** begin **

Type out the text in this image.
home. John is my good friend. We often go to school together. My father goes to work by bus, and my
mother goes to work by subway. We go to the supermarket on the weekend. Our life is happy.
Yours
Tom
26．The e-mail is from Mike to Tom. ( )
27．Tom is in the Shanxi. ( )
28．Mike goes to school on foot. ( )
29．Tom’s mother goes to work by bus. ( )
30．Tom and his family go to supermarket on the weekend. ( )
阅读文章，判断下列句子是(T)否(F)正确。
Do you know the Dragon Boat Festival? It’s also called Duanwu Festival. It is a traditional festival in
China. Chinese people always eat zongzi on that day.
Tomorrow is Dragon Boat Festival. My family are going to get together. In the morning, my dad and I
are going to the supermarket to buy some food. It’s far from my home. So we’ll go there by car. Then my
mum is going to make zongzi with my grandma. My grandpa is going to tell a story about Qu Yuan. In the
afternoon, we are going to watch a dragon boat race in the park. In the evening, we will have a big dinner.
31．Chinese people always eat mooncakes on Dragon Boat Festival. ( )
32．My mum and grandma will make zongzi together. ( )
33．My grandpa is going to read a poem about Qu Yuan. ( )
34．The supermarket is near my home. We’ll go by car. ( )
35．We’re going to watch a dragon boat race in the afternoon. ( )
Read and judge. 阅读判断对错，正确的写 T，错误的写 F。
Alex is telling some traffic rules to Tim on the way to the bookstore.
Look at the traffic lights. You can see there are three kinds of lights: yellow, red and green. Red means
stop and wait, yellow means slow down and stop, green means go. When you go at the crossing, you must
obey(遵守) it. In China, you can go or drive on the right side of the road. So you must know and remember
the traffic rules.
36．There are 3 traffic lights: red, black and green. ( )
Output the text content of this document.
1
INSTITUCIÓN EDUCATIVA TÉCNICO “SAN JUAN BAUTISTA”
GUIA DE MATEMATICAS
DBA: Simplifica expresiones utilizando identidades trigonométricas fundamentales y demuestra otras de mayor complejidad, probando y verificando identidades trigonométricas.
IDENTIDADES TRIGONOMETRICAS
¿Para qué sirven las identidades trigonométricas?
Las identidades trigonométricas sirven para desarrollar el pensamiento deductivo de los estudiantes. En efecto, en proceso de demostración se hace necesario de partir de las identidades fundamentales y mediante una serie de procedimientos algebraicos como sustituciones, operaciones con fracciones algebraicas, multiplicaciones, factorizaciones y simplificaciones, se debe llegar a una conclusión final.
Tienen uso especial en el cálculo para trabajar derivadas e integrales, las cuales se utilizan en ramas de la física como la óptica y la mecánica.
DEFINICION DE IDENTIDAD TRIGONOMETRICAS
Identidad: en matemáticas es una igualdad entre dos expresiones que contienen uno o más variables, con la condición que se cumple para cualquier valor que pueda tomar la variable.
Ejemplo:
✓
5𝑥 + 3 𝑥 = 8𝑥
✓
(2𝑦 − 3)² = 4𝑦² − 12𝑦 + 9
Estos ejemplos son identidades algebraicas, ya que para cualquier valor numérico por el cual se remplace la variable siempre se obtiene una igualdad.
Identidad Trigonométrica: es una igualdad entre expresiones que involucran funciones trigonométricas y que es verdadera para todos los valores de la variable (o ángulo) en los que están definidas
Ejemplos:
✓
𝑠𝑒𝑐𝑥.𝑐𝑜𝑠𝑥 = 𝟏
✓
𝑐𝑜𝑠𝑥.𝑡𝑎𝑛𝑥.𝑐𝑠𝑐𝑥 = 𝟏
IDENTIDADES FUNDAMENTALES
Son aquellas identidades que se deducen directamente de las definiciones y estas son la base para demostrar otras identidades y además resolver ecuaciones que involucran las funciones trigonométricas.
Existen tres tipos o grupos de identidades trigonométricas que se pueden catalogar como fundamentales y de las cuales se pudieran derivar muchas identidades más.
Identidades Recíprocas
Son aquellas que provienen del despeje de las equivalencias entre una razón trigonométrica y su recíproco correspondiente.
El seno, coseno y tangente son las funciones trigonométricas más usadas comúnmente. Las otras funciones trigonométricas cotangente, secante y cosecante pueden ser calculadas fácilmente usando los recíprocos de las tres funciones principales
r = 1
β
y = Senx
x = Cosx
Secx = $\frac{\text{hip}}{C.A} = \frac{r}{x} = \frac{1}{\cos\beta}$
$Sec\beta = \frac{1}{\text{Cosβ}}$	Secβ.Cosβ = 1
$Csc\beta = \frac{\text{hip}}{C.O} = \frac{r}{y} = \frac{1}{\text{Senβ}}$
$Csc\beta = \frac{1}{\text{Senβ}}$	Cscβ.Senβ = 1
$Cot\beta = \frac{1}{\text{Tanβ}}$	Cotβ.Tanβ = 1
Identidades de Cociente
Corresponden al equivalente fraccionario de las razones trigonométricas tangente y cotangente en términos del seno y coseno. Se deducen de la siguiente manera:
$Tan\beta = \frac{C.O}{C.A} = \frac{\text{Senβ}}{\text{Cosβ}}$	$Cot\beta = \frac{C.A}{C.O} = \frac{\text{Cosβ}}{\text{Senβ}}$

** end **
** begin **

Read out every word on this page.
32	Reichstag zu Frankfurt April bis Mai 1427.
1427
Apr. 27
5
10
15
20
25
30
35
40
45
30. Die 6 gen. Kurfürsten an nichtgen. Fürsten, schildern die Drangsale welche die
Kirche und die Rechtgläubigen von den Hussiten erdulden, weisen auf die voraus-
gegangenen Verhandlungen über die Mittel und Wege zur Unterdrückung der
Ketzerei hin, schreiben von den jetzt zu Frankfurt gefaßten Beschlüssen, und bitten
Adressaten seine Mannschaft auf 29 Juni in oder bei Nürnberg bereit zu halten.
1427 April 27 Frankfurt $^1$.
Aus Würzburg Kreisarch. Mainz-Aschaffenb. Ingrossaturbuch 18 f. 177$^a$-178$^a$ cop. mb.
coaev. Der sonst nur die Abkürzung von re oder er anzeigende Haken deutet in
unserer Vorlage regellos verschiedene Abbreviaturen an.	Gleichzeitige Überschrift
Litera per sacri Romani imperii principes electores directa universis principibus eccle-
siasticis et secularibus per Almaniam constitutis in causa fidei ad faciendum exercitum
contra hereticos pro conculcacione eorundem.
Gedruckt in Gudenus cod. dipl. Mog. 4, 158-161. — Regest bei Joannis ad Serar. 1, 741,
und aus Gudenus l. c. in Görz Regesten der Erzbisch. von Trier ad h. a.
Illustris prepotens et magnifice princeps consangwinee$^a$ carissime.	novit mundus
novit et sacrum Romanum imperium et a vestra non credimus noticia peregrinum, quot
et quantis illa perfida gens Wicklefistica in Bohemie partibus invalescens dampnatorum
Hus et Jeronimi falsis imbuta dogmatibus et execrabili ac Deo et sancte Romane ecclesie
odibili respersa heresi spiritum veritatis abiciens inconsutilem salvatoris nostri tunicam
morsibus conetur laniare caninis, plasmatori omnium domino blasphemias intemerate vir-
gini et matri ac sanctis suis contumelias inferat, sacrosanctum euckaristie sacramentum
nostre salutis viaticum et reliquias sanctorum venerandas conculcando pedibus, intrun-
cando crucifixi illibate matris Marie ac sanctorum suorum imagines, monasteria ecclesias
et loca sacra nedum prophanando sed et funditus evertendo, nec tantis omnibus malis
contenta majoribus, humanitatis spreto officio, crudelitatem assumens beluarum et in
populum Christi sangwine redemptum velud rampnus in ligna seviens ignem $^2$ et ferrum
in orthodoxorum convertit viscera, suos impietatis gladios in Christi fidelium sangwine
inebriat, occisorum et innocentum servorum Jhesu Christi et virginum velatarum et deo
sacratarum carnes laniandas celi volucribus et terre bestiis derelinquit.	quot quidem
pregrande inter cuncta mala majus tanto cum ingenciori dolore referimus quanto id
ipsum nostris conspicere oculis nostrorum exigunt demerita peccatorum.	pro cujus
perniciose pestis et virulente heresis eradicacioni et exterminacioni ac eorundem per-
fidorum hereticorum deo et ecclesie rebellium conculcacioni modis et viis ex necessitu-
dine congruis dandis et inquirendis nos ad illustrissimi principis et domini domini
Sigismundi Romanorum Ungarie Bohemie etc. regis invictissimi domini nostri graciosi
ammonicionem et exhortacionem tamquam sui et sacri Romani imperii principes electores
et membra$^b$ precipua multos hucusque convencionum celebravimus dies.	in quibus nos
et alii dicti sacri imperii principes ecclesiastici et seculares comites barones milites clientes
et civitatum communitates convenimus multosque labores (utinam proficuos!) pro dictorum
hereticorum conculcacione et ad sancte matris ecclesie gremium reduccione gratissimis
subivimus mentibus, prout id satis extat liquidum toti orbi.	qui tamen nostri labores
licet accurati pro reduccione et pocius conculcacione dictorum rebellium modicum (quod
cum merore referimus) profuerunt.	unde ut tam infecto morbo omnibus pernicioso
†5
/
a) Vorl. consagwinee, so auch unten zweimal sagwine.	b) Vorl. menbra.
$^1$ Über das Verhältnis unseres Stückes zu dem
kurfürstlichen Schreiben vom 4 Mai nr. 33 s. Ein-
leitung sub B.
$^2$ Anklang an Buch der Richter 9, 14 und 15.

** end **
** begin **

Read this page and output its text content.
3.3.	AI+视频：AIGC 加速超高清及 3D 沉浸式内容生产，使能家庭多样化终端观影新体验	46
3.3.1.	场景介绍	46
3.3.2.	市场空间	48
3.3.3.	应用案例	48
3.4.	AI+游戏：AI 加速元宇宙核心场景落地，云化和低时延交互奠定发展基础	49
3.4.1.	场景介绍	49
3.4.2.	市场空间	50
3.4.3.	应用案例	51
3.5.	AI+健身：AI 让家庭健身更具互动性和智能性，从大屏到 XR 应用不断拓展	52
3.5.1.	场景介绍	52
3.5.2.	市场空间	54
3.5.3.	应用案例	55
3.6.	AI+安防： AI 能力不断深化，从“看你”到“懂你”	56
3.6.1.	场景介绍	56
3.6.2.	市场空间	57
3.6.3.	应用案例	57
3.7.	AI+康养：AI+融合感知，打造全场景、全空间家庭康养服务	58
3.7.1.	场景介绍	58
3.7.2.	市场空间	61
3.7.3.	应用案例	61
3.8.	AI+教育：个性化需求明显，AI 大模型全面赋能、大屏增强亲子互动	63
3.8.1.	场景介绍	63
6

** end **

> [TASK DESCRIPTION]:
Collect each line of the entries that has the word "April", copying it in full.

> [WRITTEN RESPONSE]:
32	Reichstag zu Frankfurt April bis Mai 1427.
1427 April 27 Frankfurt $^1$.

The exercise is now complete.